**EXCERPT:**

Thursday, February 13, 2014

Understanding and using htop to monitor system resources

Every so often there will be something that slows a system down. There are a few tools that can help to identify which process is the cause of this slow down. One such tool is htop. Htop is an interactive and real time process monitoring application for Linux which will show you your usage per cpu/core, as well as a meaningful text graph of your memory and swap usage.
Let start by installing htop. To install htop for Ubuntu execute the following command in a terminal
sudo apt-get install htop
Once installed, just type htop at a terminal to launch it, Here is an example of what htop looks like on my system.
System wide cpu usage:
The numbers on the top left from 1 to 8 represents the number of cpu’s/cores in my system with the progress bar next to them representing the load of cpu/core. As you would have noticed the progress bars can be comprised of different colors. The following list will explain what each color means.
Blue: low priority processes (nice > 0)
Green: normal (user) processes
Red: kernel processes
Yellow: IRQ time
Magenta: Soft IRQ time
Grey: IO Wait time
System wide memory usage:
Below the cpu progress bars you will see the memory and swap progress bars. Like the cpu progress bars the memory and swap progress bars can be comprised of different colors. Here is a list of what the colors means within relation to the memory and swap progress bars.
Green: Used memory pages
Blue: Buffer pages
Yellow: Cache pages
Load average:
The system load is a measure of the amount of computational work that a computer system performs. The load average represents the average system load over a period of time. 1.0 on a single core cpu represents 100% utilization. Note that loads can exceed 1.0 this just means that processes have to wait longer for the cpu. 4.0 on a quad core represents 100% utilization. Anything under a 4.0 load average for a quad-core is ok as the load is distributed over the 4 cores.
The first number is a 1 minute load average, second is 5 minutes load average and the third is 15 minutes load average.
Information on processes:
Htop will lists all the running processes on a system with information about how much cpu and memory each process is using as well as the command used to start the process.
Here is a list that explains what each column means.
PID: A process’s process ID number.
USER: The process’s owner.
PR: The process’s priority. The lower the number, the higher the priority.
NI: The nice value of the process, which affects its priority.
VIRT: How much virtual memory the process is using.
RES: How much physical RAM the process is using, measured in kilobytes.
SHR: How much shared memory the process is using.
S: The current status of the process (zombied, sleeping, running, uninterruptedly sleeping, or traced).
%CPU: The percentage of the processor time used by the process.
%MEM: The percentage of physical RAM used by the process.
TIME+: How much processor time the process has used.

**PROBLEM 1:** Please condense the paragraph in the htop guide that begins "The system load is a measure" into a short bulleted list that keeps its main facts.
**PROBLEM 2:** Reproduce the part of the htop guide between "The first number" and "The process’s owner.", inclusive.

**LISTED RECORDS:**

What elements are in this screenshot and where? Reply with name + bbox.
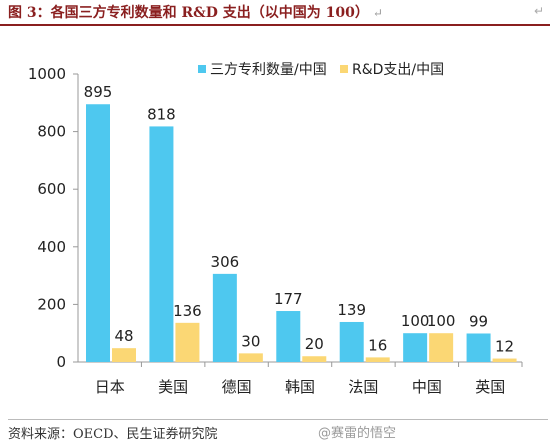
y-tick-label: 800 xyxy=(37,123,66,141)
x-tick-label: 中国 xyxy=(412,378,442,396)
figure-title: 图 3：各国三方专利数量和 R&D 支出（以中国为 100） ↵ xyxy=(0,0,550,26)
bar-rnd xyxy=(175,322,200,362)
y-tick-label: 600 xyxy=(37,180,66,198)
figure-title-text: 图 3：各国三方专利数量和 R&D 支出（以中国为 100） xyxy=(8,5,369,21)
x-tick-label: 美国 xyxy=(158,378,188,396)
data-label-patents: 100 xyxy=(401,312,430,330)
legend-label: R&D支出/中国 xyxy=(352,62,444,78)
bar-rnd xyxy=(238,353,263,362)
bar-patents xyxy=(276,311,301,362)
bar-patents xyxy=(403,333,428,362)
data-label-rnd: 16 xyxy=(368,336,387,354)
legend-label: 三方专利数量/中国 xyxy=(210,62,327,78)
y-tick-label: 400 xyxy=(37,238,66,256)
bar-patents xyxy=(86,104,110,363)
data-label-patents: 895 xyxy=(84,83,113,101)
data-label-rnd: 20 xyxy=(305,335,324,353)
bar-rnd xyxy=(429,333,454,362)
data-label-rnd: 100 xyxy=(427,312,456,330)
y-tick-label: 0 xyxy=(56,353,66,371)
watermark: @赛雷的悟空 xyxy=(318,426,397,441)
data-label-patents: 99 xyxy=(469,312,488,330)
data-label-rnd: 48 xyxy=(114,327,133,345)
return-mark-icon: ↵ xyxy=(372,6,383,20)
source-text: 资料来源：OECD、民生证券研究院 xyxy=(8,427,218,442)
bar-rnd xyxy=(365,357,390,362)
bar-patents xyxy=(212,273,237,362)
data-label-rnd: 12 xyxy=(495,338,514,356)
data-label-patents: 818 xyxy=(147,105,176,123)
bar-patents xyxy=(466,333,491,362)
legend-swatch xyxy=(198,65,206,73)
data-label-patents: 177 xyxy=(274,290,303,308)
y-tick-label: 200 xyxy=(37,295,66,313)
bar-chart: 0 200 400 600 800 1000 895 48 日本 818 136 美国 306 30 德国 1… xyxy=(28,62,523,396)
source-note: 资料来源：OECD、民生证券研究院 xyxy=(8,419,548,442)
x-tick-label: 日本 xyxy=(95,378,125,396)
data-label-rnd: 30 xyxy=(241,332,260,350)
x-tick-label: 英国 xyxy=(475,378,505,396)
data-label-patents: 306 xyxy=(211,253,240,271)
bar-patents xyxy=(149,126,174,362)
y-tick-label: 1000 xyxy=(28,65,66,83)
bar-patents xyxy=(339,321,364,362)
bar-rnd xyxy=(492,358,517,362)
x-tick-label: 韩国 xyxy=(285,378,315,396)
legend-swatch xyxy=(340,65,348,73)
bar-rnd xyxy=(112,348,136,362)
bar-rnd xyxy=(302,356,327,362)
return-mark-icon: ↵ xyxy=(533,4,544,18)
data-label-patents: 139 xyxy=(337,301,366,319)
x-tick-label: 法国 xyxy=(348,378,378,396)
x-tick-label: 德国 xyxy=(222,378,252,396)
data-label-rnd: 136 xyxy=(173,302,202,320)
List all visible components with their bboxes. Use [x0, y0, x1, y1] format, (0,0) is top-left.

**REPLY 1:**
- System load measures how much computational work a computer system performs.
- The load average is the average system load over a period of time.
- On a single-core CPU, 1.0 means 100% utilization.
- Loads can go above 1.0, which means processes wait longer for the CPU.
- On a quad-core CPU, 4.0 means 100% utilization.
- On a quad-core, any load average under 4.0 is fine, since the load is spread over the 4 cores.

**REPLY 2:**
The first number is a 1 minute load average, second is 5 minutes load average and the third is 15 minutes load average.
Information on processes:
Htop will lists all the running processes on a system with information about how much cpu and memory each process is using as well as the command used to start the process.
Here is a list that explains what each column means.
PID: A process’s process ID number.
USER: The process’s owner.